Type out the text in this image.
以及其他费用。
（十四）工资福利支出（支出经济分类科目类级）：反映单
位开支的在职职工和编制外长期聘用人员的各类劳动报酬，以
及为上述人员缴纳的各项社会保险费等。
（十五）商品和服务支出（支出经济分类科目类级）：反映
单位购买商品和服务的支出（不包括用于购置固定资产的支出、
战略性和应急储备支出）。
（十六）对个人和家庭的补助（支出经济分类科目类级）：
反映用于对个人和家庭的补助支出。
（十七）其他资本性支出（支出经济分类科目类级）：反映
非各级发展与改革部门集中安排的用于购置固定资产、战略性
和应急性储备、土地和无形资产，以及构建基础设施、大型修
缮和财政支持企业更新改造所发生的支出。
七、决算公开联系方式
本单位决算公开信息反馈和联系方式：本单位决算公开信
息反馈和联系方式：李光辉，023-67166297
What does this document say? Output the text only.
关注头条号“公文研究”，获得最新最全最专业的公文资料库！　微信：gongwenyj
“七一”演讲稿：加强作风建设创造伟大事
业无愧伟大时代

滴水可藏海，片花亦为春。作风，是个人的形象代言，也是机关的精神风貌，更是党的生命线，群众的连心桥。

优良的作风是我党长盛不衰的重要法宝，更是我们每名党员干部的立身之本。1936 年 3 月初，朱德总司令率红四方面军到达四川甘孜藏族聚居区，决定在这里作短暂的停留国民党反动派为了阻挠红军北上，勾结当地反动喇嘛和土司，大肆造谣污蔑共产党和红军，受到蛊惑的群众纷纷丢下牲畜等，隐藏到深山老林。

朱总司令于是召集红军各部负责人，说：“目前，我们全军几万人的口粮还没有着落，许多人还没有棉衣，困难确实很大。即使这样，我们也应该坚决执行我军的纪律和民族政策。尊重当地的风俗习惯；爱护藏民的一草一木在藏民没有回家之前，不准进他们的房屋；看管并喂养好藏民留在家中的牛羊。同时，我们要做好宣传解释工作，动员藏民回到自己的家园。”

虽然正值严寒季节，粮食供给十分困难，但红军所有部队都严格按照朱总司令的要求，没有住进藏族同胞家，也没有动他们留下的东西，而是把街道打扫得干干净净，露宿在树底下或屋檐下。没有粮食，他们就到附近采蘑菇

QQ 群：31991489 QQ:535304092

● ● ● ● ●

## Task objective
Your task is to print the whole listing again exactly.

## Result of this task
Type out the text in this image.
以及其他费用。
（十四）工资福利支出（支出经济分类科目类级）：反映单
位开支的在职职工和编制外长期聘用人员的各类劳动报酬，以
及为上述人员缴纳的各项社会保险费等。
（十五）商品和服务支出（支出经济分类科目类级）：反映
单位购买商品和服务的支出（不包括用于购置固定资产的支出、
战略性和应急储备支出）。
（十六）对个人和家庭的补助（支出经济分类科目类级）：
反映用于对个人和家庭的补助支出。
（十七）其他资本性支出（支出经济分类科目类级）：反映
非各级发展与改革部门集中安排的用于购置固定资产、战略性
和应急性储备、土地和无形资产，以及构建基础设施、大型修
缮和财政支持企业更新改造所发生的支出。
七、决算公开联系方式
本单位决算公开信息反馈和联系方式：本单位决算公开信
息反馈和联系方式：李光辉，023-67166297
What does this document say? Output the text only.
关注头条号“公文研究”，获得最新最全最专业的公文资料库！　微信：gongwenyj
“七一”演讲稿：加强作风建设创造伟大事
业无愧伟大时代

滴水可藏海，片花亦为春。作风，是个人的形象代言，也是机关的精神风貌，更是党的生命线，群众的连心桥。

优良的作风是我党长盛不衰的重要法宝，更是我们每名党员干部的立身之本。1936 年 3 月初，朱德总司令率红四方面军到达四川甘孜藏族聚居区，决定在这里作短暂的停留国民党反动派为了阻挠红军北上，勾结当地反动喇嘛和土司，大肆造谣污蔑共产党和红军，受到蛊惑的群众纷纷丢下牲畜等，隐藏到深山老林。

朱总司令于是召集红军各部负责人，说：“目前，我们全军几万人的口粮还没有着落，许多人还没有棉衣，困难确实很大。即使这样，我们也应该坚决执行我军的纪律和民族政策。尊重当地的风俗习惯；爱护藏民的一草一木在藏民没有回家之前，不准进他们的房屋；看管并喂养好藏民留在家中的牛羊。同时，我们要做好宣传解释工作，动员藏民回到自己的家园。”

虽然正值严寒季节，粮食供给十分困难，但红军所有部队都严格按照朱总司令的要求，没有住进藏族同胞家，也没有动他们留下的东西，而是把街道打扫得干干净净，露宿在树底下或屋檐下。没有粮食，他们就到附近采蘑菇

QQ 群：31991489 QQ:535304092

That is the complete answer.